> _What this task involves_
Repeat every record below exactly, leaving out the pictures.

> _Material for this exercise_
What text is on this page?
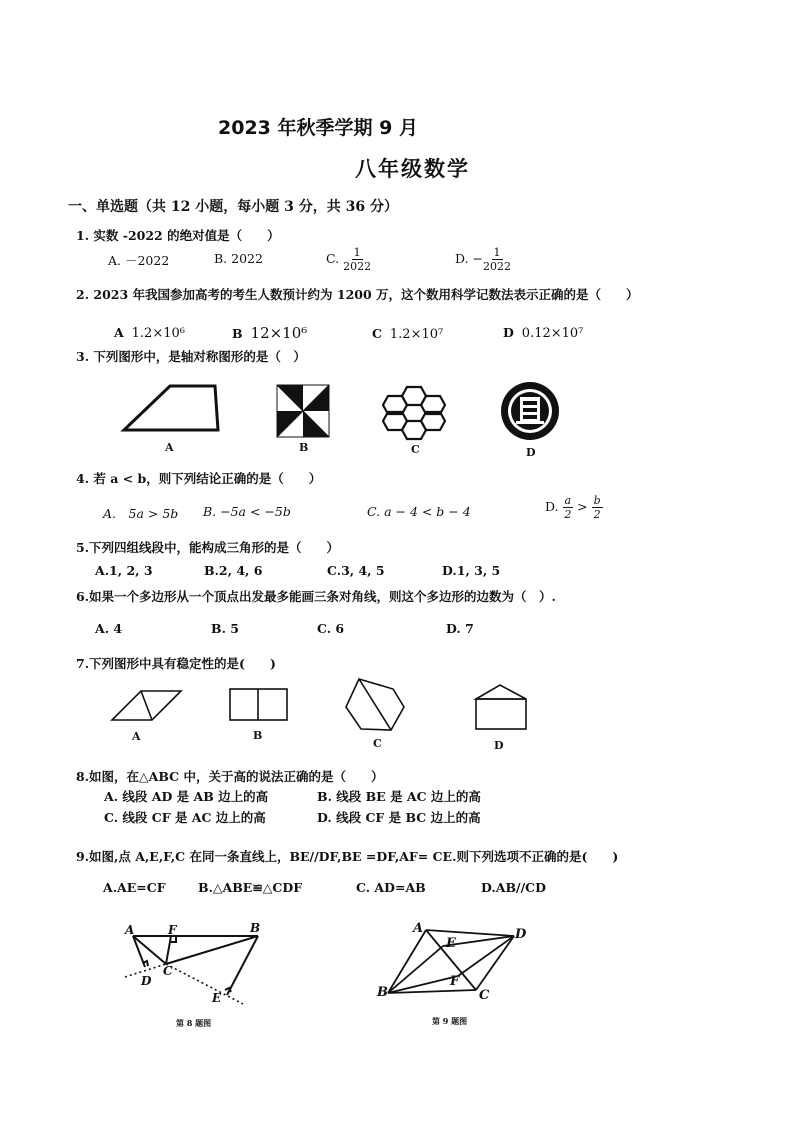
2023 年秋季学期 9 月
八年级数学
一、单选题（共 12 小题，每小题 3 分，共 36 分）
1. 实数 -2022 的绝对值是（　　）
A. －2022	B. 2022	C. $\frac{1}{2022}$	D. − $\frac{1}{2022}$
2. 2023 年我国参加高考的考生人数预计约为 1200 万，这个数用科学记数法表示正确的是（　　）
A 1.2×10⁶	B 12×10⁶	C 1.2×10⁷	D 0.12×10⁷
3. 下列图形中，是轴对称图形的是（　）
A	B	C	D
4. 若 a < b，则下列结论正确的是（　　）
A.　5a > 5b B. −5a < −5b	C. a − 4 < b − 4	D. $\frac{a}{2} > \frac{b}{2}$
5.下列四组线段中，能构成三角形的是（　　）
A.1, 2, 3	B.2, 4, 6	C.3, 4, 5	D.1, 3, 5
6.如果一个多边形从一个顶点出发最多能画三条对角线，则这个多边形的边数为（　）.
A. 4	B. 5	C. 6	D. 7
7.下列图形中具有稳定性的是(　　)
A	B
C	D
8.如图，在△ABC 中，关于高的说法正确的是（　　）
A. 线段 AD 是 AB 边上的高	B. 线段 BE 是 AC 边上的高
C. 线段 CF 是 AC 边上的高	D. 线段 CF 是 BC 边上的高
9.如图,点 A,E,F,C 在同一条直线上，BE//DF,BE =DF,AF= CE.则下列选项不正确的是(　　)
A.AE=CF	B.△ABE≌△CDF	C. AD=AB	D.AB//CD
A	F	B
C
D
E
第 8 题图
A
E
D
F
B	C
第 9 题图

> _Written answer_
What text is on this page?
2023 年秋季学期 9 月
八年级数学
一、单选题（共 12 小题，每小题 3 分，共 36 分）
1. 实数 -2022 的绝对值是（　　）
A. －2022	B. 2022	C. $\frac{1}{2022}$	D. − $\frac{1}{2022}$
2. 2023 年我国参加高考的考生人数预计约为 1200 万，这个数用科学记数法表示正确的是（　　）
A 1.2×10⁶	B 12×10⁶	C 1.2×10⁷	D 0.12×10⁷
3. 下列图形中，是轴对称图形的是（　）
A	B	C	D
4. 若 a < b，则下列结论正确的是（　　）
A.　5a > 5b B. −5a < −5b	C. a − 4 < b − 4	D. $\frac{a}{2} > \frac{b}{2}$
5.下列四组线段中，能构成三角形的是（　　）
A.1, 2, 3	B.2, 4, 6	C.3, 4, 5	D.1, 3, 5
6.如果一个多边形从一个顶点出发最多能画三条对角线，则这个多边形的边数为（　）.
A. 4	B. 5	C. 6	D. 7
7.下列图形中具有稳定性的是(　　)
A	B
C	D
8.如图，在△ABC 中，关于高的说法正确的是（　　）
A. 线段 AD 是 AB 边上的高	B. 线段 BE 是 AC 边上的高
C. 线段 CF 是 AC 边上的高	D. 线段 CF 是 BC 边上的高
9.如图,点 A,E,F,C 在同一条直线上，BE//DF,BE =DF,AF= CE.则下列选项不正确的是(　　)
A.AE=CF	B.△ABE≌△CDF	C. AD=AB	D.AB//CD
A	F	B
C
D
E
第 8 题图
A
E
D
F
B	C
第 9 题图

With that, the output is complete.